Dataset excerpts:
>>>>>

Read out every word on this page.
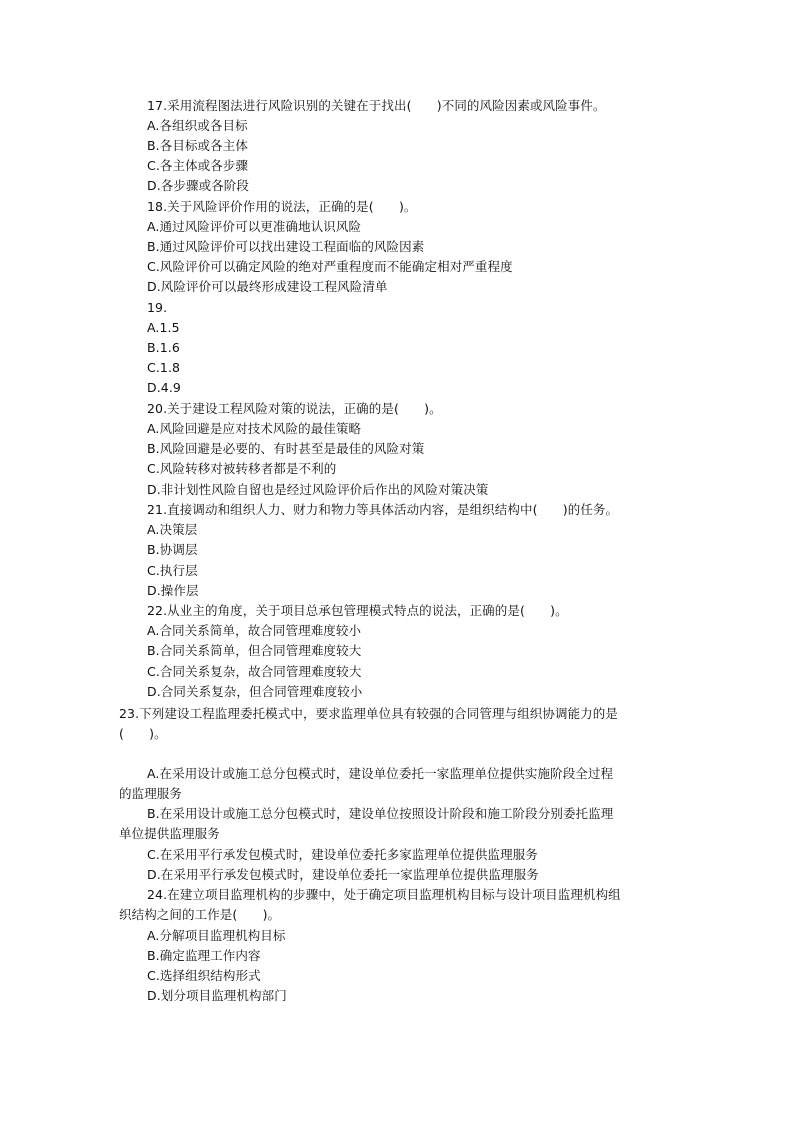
17.采用流程图法进行风险识别的关键在于找出(　　)不同的风险因素或风险事件。
A.各组织或各目标
B.各目标或各主体
C.各主体或各步骤
D.各步骤或各阶段
18.关于风险评价作用的说法，正确的是(　　)。
A.通过风险评价可以更准确地认识风险
B.通过风险评价可以找出建设工程面临的风险因素
C.风险评价可以确定风险的绝对严重程度而不能确定相对严重程度
D.风险评价可以最终形成建设工程风险清单
19.
A.1.5
B.1.6
C.1.8
D.4.9
20.关于建设工程风险对策的说法，正确的是(　　)。
A.风险回避是应对技术风险的最佳策略
B.风险回避是必要的、有时甚至是最佳的风险对策
C.风险转移对被转移者都是不利的
D.非计划性风险自留也是经过风险评价后作出的风险对策决策
21.直接调动和组织人力、财力和物力等具体活动内容，是组织结构中(　　)的任务。
A.决策层
B.协调层
C.执行层
D.操作层
22.从业主的角度，关于项目总承包管理模式特点的说法，正确的是(　　)。
A.合同关系简单，故合同管理难度较小
B.合同关系简单，但合同管理难度较大
C.合同关系复杂，故合同管理难度较大
D.合同关系复杂，但合同管理难度较小
23.下列建设工程监理委托模式中，要求监理单位具有较强的合同管理与组织协调能力的是
(　　)。
A.在采用设计或施工总分包模式时，建设单位委托一家监理单位提供实施阶段全过程
的监理服务
B.在采用设计或施工总分包模式时，建设单位按照设计阶段和施工阶段分别委托监理
单位提供监理服务
C.在采用平行承发包模式时，建设单位委托多家监理单位提供监理服务
D.在采用平行承发包模式时，建设单位委托一家监理单位提供监理服务
24.在建立项目监理机构的步骤中，处于确定项目监理机构目标与设计项目监理机构组
织结构之间的工作是(　　)。
A.分解项目监理机构目标
B.确定监理工作内容
C.选择组织结构形式
D.划分项目监理机构部门
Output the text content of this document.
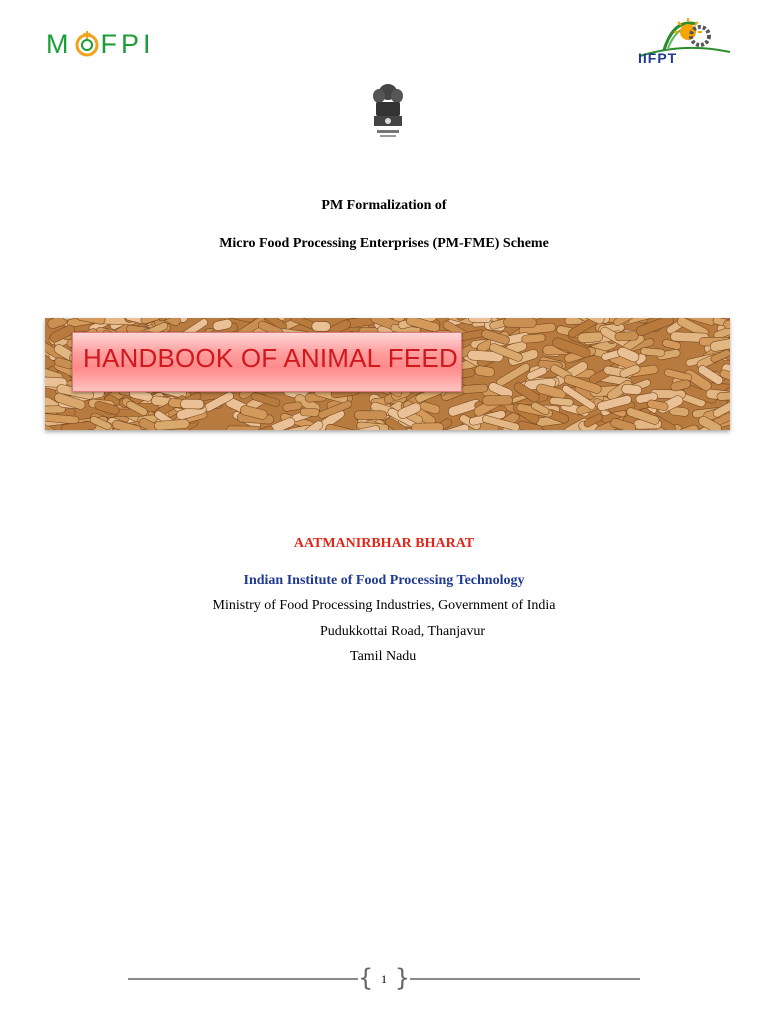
M FPI	IIFPT
PM Formalization of
Micro Food Processing Enterprises (PM-FME) Scheme
HANDBOOK OF ANIMAL FEED
AATMANIRBHAR BHARAT
Indian Institute of Food Processing Technology
Ministry of Food Processing Industries, Government of India
Pudukkottai Road, Thanjavur
Tamil Nadu
{ 1 }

<<<<<

Search the material above for "在采用设计或施工总分包模式时". Pull out each line where it shows up.

A.在采用设计或施工总分包模式时，建设单位委托一家监理单位提供实施阶段全过程
B.在采用设计或施工总分包模式时，建设单位按照设计阶段和施工阶段分别委托监理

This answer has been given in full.